■ Short exercise ■
Each entry below is to be extracted exactly.

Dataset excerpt
━━━━━━━━━━━━━━━━━━━━

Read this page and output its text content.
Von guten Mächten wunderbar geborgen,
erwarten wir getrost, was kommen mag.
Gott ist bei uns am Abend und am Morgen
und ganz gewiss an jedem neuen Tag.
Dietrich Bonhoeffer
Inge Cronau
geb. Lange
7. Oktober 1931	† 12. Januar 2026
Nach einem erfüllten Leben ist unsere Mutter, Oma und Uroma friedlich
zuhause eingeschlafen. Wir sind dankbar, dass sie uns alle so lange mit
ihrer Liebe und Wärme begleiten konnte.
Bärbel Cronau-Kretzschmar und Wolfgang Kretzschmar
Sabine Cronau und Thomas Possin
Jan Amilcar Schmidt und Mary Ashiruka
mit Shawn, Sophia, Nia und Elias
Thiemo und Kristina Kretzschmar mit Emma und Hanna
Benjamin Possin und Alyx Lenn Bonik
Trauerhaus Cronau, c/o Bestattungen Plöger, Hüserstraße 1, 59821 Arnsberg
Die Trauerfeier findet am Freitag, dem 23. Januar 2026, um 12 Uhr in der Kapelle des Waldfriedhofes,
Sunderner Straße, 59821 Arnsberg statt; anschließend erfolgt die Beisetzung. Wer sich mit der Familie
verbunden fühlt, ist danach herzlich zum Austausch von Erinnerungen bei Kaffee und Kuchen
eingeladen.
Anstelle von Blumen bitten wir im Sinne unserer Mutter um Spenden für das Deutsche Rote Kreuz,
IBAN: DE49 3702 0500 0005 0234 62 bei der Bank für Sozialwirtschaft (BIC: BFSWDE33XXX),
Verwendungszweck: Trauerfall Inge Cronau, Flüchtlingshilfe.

━━━━━━━━━━━━━━━━━━━━

■ Response to the exercise ■
Read this page and output its text content.
Von guten Mächten wunderbar geborgen,
erwarten wir getrost, was kommen mag.
Gott ist bei uns am Abend und am Morgen
und ganz gewiss an jedem neuen Tag.
Dietrich Bonhoeffer
Inge Cronau
geb. Lange
7. Oktober 1931	† 12. Januar 2026
Nach einem erfüllten Leben ist unsere Mutter, Oma und Uroma friedlich
zuhause eingeschlafen. Wir sind dankbar, dass sie uns alle so lange mit
ihrer Liebe und Wärme begleiten konnte.
Bärbel Cronau-Kretzschmar und Wolfgang Kretzschmar
Sabine Cronau und Thomas Possin
Jan Amilcar Schmidt und Mary Ashiruka
mit Shawn, Sophia, Nia und Elias
Thiemo und Kristina Kretzschmar mit Emma und Hanna
Benjamin Possin und Alyx Lenn Bonik
Trauerhaus Cronau, c/o Bestattungen Plöger, Hüserstraße 1, 59821 Arnsberg
Die Trauerfeier findet am Freitag, dem 23. Januar 2026, um 12 Uhr in der Kapelle des Waldfriedhofes,
Sunderner Straße, 59821 Arnsberg statt; anschließend erfolgt die Beisetzung. Wer sich mit der Familie
verbunden fühlt, ist danach herzlich zum Austausch von Erinnerungen bei Kaffee und Kuchen
eingeladen.
Anstelle von Blumen bitten wir im Sinne unserer Mutter um Spenden für das Deutsche Rote Kreuz,
IBAN: DE49 3702 0500 0005 0234 62 bei der Bank für Sozialwirtschaft (BIC: BFSWDE33XXX),
Verwendungszweck: Trauerfall Inge Cronau, Flüchtlingshilfe.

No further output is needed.